* WORK TO BE COMPLETED
Copy nothing but the text: reproduce each line of the listing exactly and leave the pictures out.

== RECORDED INFORMATION ==

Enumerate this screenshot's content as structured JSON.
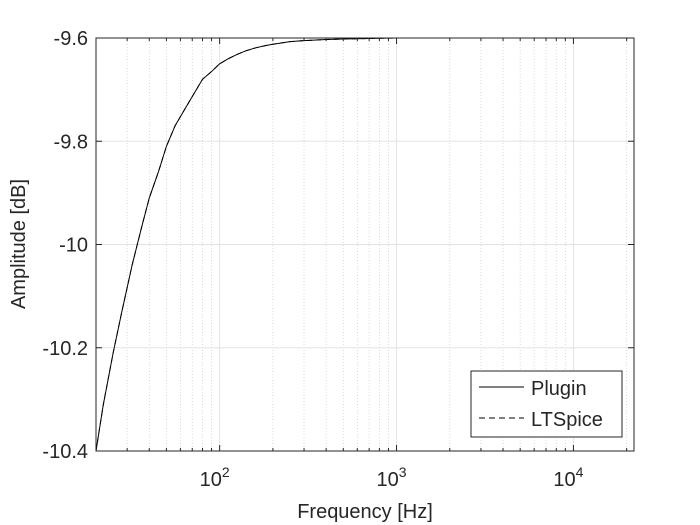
{
  "chart_data": {
    "type": "line",
    "xlabel": "Frequency [Hz]",
    "ylabel": "Amplitude [dB]",
    "x_scale": "log",
    "xlim": [
      20,
      22000
    ],
    "ylim": [
      -10.4,
      -9.6
    ],
    "x_ticks": [
      {
        "value": 100,
        "base": "10",
        "exp": "2"
      },
      {
        "value": 1000,
        "base": "10",
        "exp": "3"
      },
      {
        "value": 10000,
        "base": "10",
        "exp": "4"
      }
    ],
    "y_ticks": [
      {
        "value": -9.6,
        "label": "-9.6"
      },
      {
        "value": -9.8,
        "label": "-9.8"
      },
      {
        "value": -10,
        "label": "-10"
      },
      {
        "value": -10.2,
        "label": "-10.2"
      },
      {
        "value": -10.4,
        "label": "-10.4"
      }
    ],
    "grid": true,
    "minor_grid_x": true,
    "legend_position": "bottom-right",
    "series": [
      {
        "name": "Plugin",
        "style": "solid",
        "color": "#000000",
        "x": [
          20,
          22,
          25,
          28,
          32,
          36,
          40,
          45,
          50,
          56,
          63,
          71,
          80,
          90,
          100,
          112,
          125,
          140,
          160,
          180,
          200,
          250,
          300,
          400,
          500,
          700,
          1000,
          2000,
          5000,
          10000,
          22000
        ],
        "y": [
          -10.4,
          -10.31,
          -10.21,
          -10.13,
          -10.04,
          -9.97,
          -9.91,
          -9.86,
          -9.81,
          -9.77,
          -9.74,
          -9.71,
          -9.68,
          -9.665,
          -9.65,
          -9.64,
          -9.632,
          -9.625,
          -9.619,
          -9.615,
          -9.612,
          -9.607,
          -9.605,
          -9.603,
          -9.602,
          -9.601,
          -9.6,
          -9.6,
          -9.6,
          -9.6,
          -9.6
        ]
      },
      {
        "name": "LTSpice",
        "style": "dashed",
        "color": "#000000",
        "x": [
          20,
          22,
          25,
          28,
          32,
          36,
          40,
          45,
          50,
          56,
          63,
          71,
          80,
          90,
          100,
          112,
          125,
          140,
          160,
          180,
          200,
          250,
          300,
          400,
          500,
          700,
          1000,
          2000,
          5000,
          10000,
          22000
        ],
        "y": [
          -10.4,
          -10.31,
          -10.21,
          -10.13,
          -10.04,
          -9.97,
          -9.91,
          -9.86,
          -9.81,
          -9.77,
          -9.74,
          -9.71,
          -9.68,
          -9.665,
          -9.65,
          -9.64,
          -9.632,
          -9.625,
          -9.619,
          -9.615,
          -9.612,
          -9.607,
          -9.605,
          -9.603,
          -9.602,
          -9.601,
          -9.6,
          -9.6,
          -9.6,
          -9.6,
          -9.6
        ]
      }
    ]
  }
}
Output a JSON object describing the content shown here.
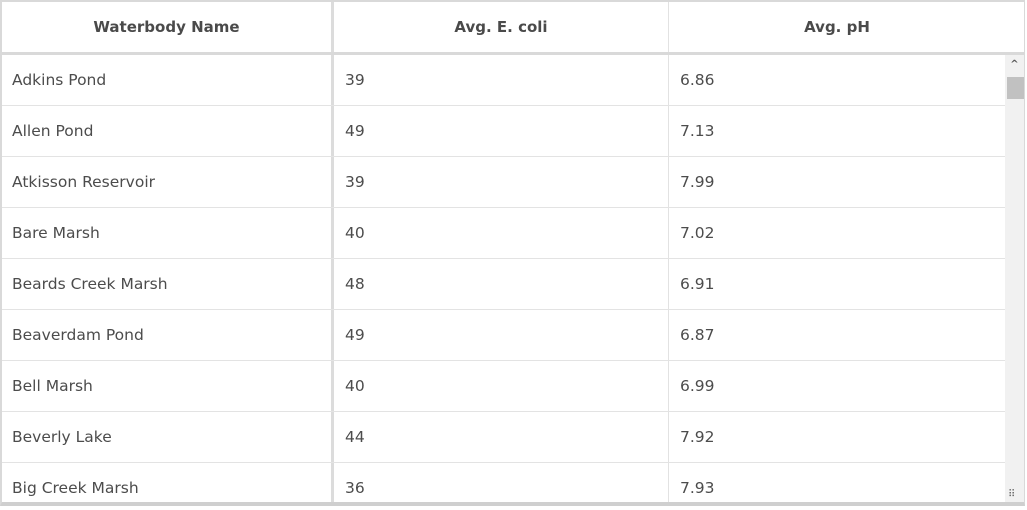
{
  "table": {
    "columns": [
      "Waterbody Name",
      "Avg. E. coli",
      "Avg. pH"
    ],
    "rows": [
      [
        "Adkins Pond",
        "39",
        "6.86"
      ],
      [
        "Allen Pond",
        "49",
        "7.13"
      ],
      [
        "Atkisson Reservoir",
        "39",
        "7.99"
      ],
      [
        "Bare Marsh",
        "40",
        "7.02"
      ],
      [
        "Beards Creek Marsh",
        "48",
        "6.91"
      ],
      [
        "Beaverdam Pond",
        "49",
        "6.87"
      ],
      [
        "Bell Marsh",
        "40",
        "6.99"
      ],
      [
        "Beverly Lake",
        "44",
        "7.92"
      ],
      [
        "Big Creek Marsh",
        "36",
        "7.93"
      ]
    ]
  },
  "scrollbar": {
    "up_icon": "chevron-up-icon",
    "resize_icon": "resize-grip-icon",
    "up_glyph": "^",
    "grip_glyph": "⠿"
  }
}
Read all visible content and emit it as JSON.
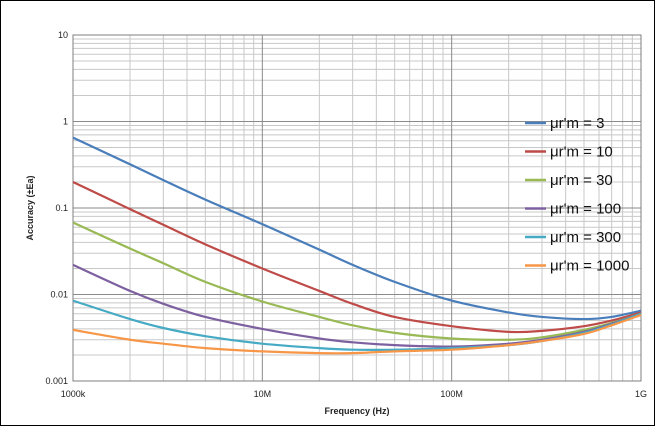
{
  "chart_data": {
    "type": "line",
    "title": "",
    "xlabel": "Frequency (Hz)",
    "ylabel": "Accuracy (±Ea)",
    "x_scale": "log",
    "y_scale": "log",
    "xlim": [
      1000000,
      1000000000
    ],
    "ylim": [
      0.001,
      10
    ],
    "x_ticks": [
      {
        "value": 1000000,
        "label": "1000k"
      },
      {
        "value": 10000000,
        "label": "10M"
      },
      {
        "value": 100000000,
        "label": "100M"
      },
      {
        "value": 1000000000,
        "label": "1G"
      }
    ],
    "y_ticks": [
      {
        "value": 10,
        "label": "10"
      },
      {
        "value": 1,
        "label": "1"
      },
      {
        "value": 0.1,
        "label": "0.1"
      },
      {
        "value": 0.01,
        "label": "0.01"
      },
      {
        "value": 0.001,
        "label": "0.001"
      }
    ],
    "grid": true,
    "legend_position": "right",
    "x": [
      1000000,
      2000000,
      3000000,
      5000000,
      10000000,
      20000000,
      30000000,
      50000000,
      100000000,
      200000000,
      300000000,
      500000000,
      700000000,
      1000000000
    ],
    "series": [
      {
        "name": "μr'm = 3",
        "color": "#4A7EBB",
        "values": [
          0.65,
          0.32,
          0.21,
          0.125,
          0.065,
          0.033,
          0.022,
          0.014,
          0.0085,
          0.0062,
          0.0055,
          0.0052,
          0.0055,
          0.0065
        ]
      },
      {
        "name": "μr'm = 10",
        "color": "#BE4B48",
        "values": [
          0.2,
          0.097,
          0.064,
          0.038,
          0.02,
          0.011,
          0.0078,
          0.0055,
          0.0043,
          0.0037,
          0.0038,
          0.0043,
          0.005,
          0.0062
        ]
      },
      {
        "name": "μr'm = 30",
        "color": "#98B954",
        "values": [
          0.068,
          0.034,
          0.023,
          0.014,
          0.0083,
          0.0055,
          0.0044,
          0.0036,
          0.0031,
          0.003,
          0.0032,
          0.0039,
          0.0047,
          0.006
        ]
      },
      {
        "name": "μr'm = 100",
        "color": "#7D60A0",
        "values": [
          0.022,
          0.011,
          0.0078,
          0.0055,
          0.004,
          0.0031,
          0.0028,
          0.0026,
          0.0025,
          0.0027,
          0.003,
          0.0037,
          0.0046,
          0.006
        ]
      },
      {
        "name": "μr'm = 300",
        "color": "#46AAC5",
        "values": [
          0.0085,
          0.0052,
          0.0041,
          0.0033,
          0.0027,
          0.0024,
          0.0023,
          0.0023,
          0.0024,
          0.0026,
          0.0029,
          0.0036,
          0.0045,
          0.006
        ]
      },
      {
        "name": "μr'm = 1000",
        "color": "#F79646",
        "values": [
          0.0039,
          0.003,
          0.0027,
          0.0024,
          0.0022,
          0.0021,
          0.0021,
          0.0022,
          0.0023,
          0.0026,
          0.0029,
          0.0035,
          0.0044,
          0.0058
        ]
      }
    ]
  }
}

===

* THE COMPLETED TASK
Enumerate this screenshot's content as structured JSON.
{
  "chart_data": {
    "type": "line",
    "xlabel": "Frequency [Hz]",
    "ylabel": "Amplitude [dB]",
    "x_scale": "log",
    "xlim": [
      20,
      22000
    ],
    "ylim": [
      -10.4,
      -9.6
    ],
    "x_ticks": [
      {
        "value": 100,
        "base": "10",
        "exp": "2"
      },
      {
        "value": 1000,
        "base": "10",
        "exp": "3"
      },
      {
        "value": 10000,
        "base": "10",
        "exp": "4"
      }
    ],
    "y_ticks": [
      {
        "value": -9.6,
        "label": "-9.6"
      },
      {
        "value": -9.8,
        "label": "-9.8"
      },
      {
        "value": -10,
        "label": "-10"
      },
      {
        "value": -10.2,
        "label": "-10.2"
      },
      {
        "value": -10.4,
        "label": "-10.4"
      }
    ],
    "grid": true,
    "minor_grid_x": true,
    "legend_position": "bottom-right",
    "series": [
      {
        "name": "Plugin",
        "style": "solid",
        "color": "#000000",
        "x": [
          20,
          22,
          25,
          28,
          32,
          36,
          40,
          45,
          50,
          56,
          63,
          71,
          80,
          90,
          100,
          112,
          125,
          140,
          160,
          180,
          200,
          250,
          300,
          400,
          500,
          700,
          1000,
          2000,
          5000,
          10000,
          22000
        ],
        "y": [
          -10.4,
          -10.31,
          -10.21,
          -10.13,
          -10.04,
          -9.97,
          -9.91,
          -9.86,
          -9.81,
          -9.77,
          -9.74,
          -9.71,
          -9.68,
          -9.665,
          -9.65,
          -9.64,
          -9.632,
          -9.625,
          -9.619,
          -9.615,
          -9.612,
          -9.607,
          -9.605,
          -9.603,
          -9.602,
          -9.601,
          -9.6,
          -9.6,
          -9.6,
          -9.6,
          -9.6
        ]
      },
      {
        "name": "LTSpice",
        "style": "dashed",
        "color": "#000000",
        "x": [
          20,
          22,
          25,
          28,
          32,
          36,
          40,
          45,
          50,
          56,
          63,
          71,
          80,
          90,
          100,
          112,
          125,
          140,
          160,
          180,
          200,
          250,
          300,
          400,
          500,
          700,
          1000,
          2000,
          5000,
          10000,
          22000
        ],
        "y": [
          -10.4,
          -10.31,
          -10.21,
          -10.13,
          -10.04,
          -9.97,
          -9.91,
          -9.86,
          -9.81,
          -9.77,
          -9.74,
          -9.71,
          -9.68,
          -9.665,
          -9.65,
          -9.64,
          -9.632,
          -9.625,
          -9.619,
          -9.615,
          -9.612,
          -9.607,
          -9.605,
          -9.603,
          -9.602,
          -9.601,
          -9.6,
          -9.6,
          -9.6,
          -9.6,
          -9.6
        ]
      }
    ]
  }
}
Output a JSON object describing the content shown here.
{
  "table": {
    "columns": [
      "Waterbody Name",
      "Avg. E. coli",
      "Avg. pH"
    ],
    "rows": [
      [
        "Adkins Pond",
        "39",
        "6.86"
      ],
      [
        "Allen Pond",
        "49",
        "7.13"
      ],
      [
        "Atkisson Reservoir",
        "39",
        "7.99"
      ],
      [
        "Bare Marsh",
        "40",
        "7.02"
      ],
      [
        "Beards Creek Marsh",
        "48",
        "6.91"
      ],
      [
        "Beaverdam Pond",
        "49",
        "6.87"
      ],
      [
        "Bell Marsh",
        "40",
        "6.99"
      ],
      [
        "Beverly Lake",
        "44",
        "7.92"
      ],
      [
        "Big Creek Marsh",
        "36",
        "7.93"
      ]
    ]
  },
  "scrollbar": {
    "up_icon": "chevron-up-icon",
    "resize_icon": "resize-grip-icon",
    "up_glyph": "^",
    "grip_glyph": "⠿"
  }
}
Read all visible content and emit it as JSON.
{
  "chart_data": {
    "type": "line",
    "title": "",
    "xlabel": "Frequency (Hz)",
    "ylabel": "Accuracy (±Ea)",
    "x_scale": "log",
    "y_scale": "log",
    "xlim": [
      1000000,
      1000000000
    ],
    "ylim": [
      0.001,
      10
    ],
    "x_ticks": [
      {
        "value": 1000000,
        "label": "1000k"
      },
      {
        "value": 10000000,
        "label": "10M"
      },
      {
        "value": 100000000,
        "label": "100M"
      },
      {
        "value": 1000000000,
        "label": "1G"
      }
    ],
    "y_ticks": [
      {
        "value": 10,
        "label": "10"
      },
      {
        "value": 1,
        "label": "1"
      },
      {
        "value": 0.1,
        "label": "0.1"
      },
      {
        "value": 0.01,
        "label": "0.01"
      },
      {
        "value": 0.001,
        "label": "0.001"
      }
    ],
    "grid": true,
    "legend_position": "right",
    "x": [
      1000000,
      2000000,
      3000000,
      5000000,
      10000000,
      20000000,
      30000000,
      50000000,
      100000000,
      200000000,
      300000000,
      500000000,
      700000000,
      1000000000
    ],
    "series": [
      {
        "name": "μr'm = 3",
        "color": "#4A7EBB",
        "values": [
          0.65,
          0.32,
          0.21,
          0.125,
          0.065,
          0.033,
          0.022,
          0.014,
          0.0085,
          0.0062,
          0.0055,
          0.0052,
          0.0055,
          0.0065
        ]
      },
      {
        "name": "μr'm = 10",
        "color": "#BE4B48",
        "values": [
          0.2,
          0.097,
          0.064,
          0.038,
          0.02,
          0.011,
          0.0078,
          0.0055,
          0.0043,
          0.0037,
          0.0038,
          0.0043,
          0.005,
          0.0062
        ]
      },
      {
        "name": "μr'm = 30",
        "color": "#98B954",
        "values": [
          0.068,
          0.034,
          0.023,
          0.014,
          0.0083,
          0.0055,
          0.0044,
          0.0036,
          0.0031,
          0.003,
          0.0032,
          0.0039,
          0.0047,
          0.006
        ]
      },
      {
        "name": "μr'm = 100",
        "color": "#7D60A0",
        "values": [
          0.022,
          0.011,
          0.0078,
          0.0055,
          0.004,
          0.0031,
          0.0028,
          0.0026,
          0.0025,
          0.0027,
          0.003,
          0.0037,
          0.0046,
          0.006
        ]
      },
      {
        "name": "μr'm = 300",
        "color": "#46AAC5",
        "values": [
          0.0085,
          0.0052,
          0.0041,
          0.0033,
          0.0027,
          0.0024,
          0.0023,
          0.0023,
          0.0024,
          0.0026,
          0.0029,
          0.0036,
          0.0045,
          0.006
        ]
      },
      {
        "name": "μr'm = 1000",
        "color": "#F79646",
        "values": [
          0.0039,
          0.003,
          0.0027,
          0.0024,
          0.0022,
          0.0021,
          0.0021,
          0.0022,
          0.0023,
          0.0026,
          0.0029,
          0.0035,
          0.0044,
          0.0058
        ]
      }
    ]
  }
}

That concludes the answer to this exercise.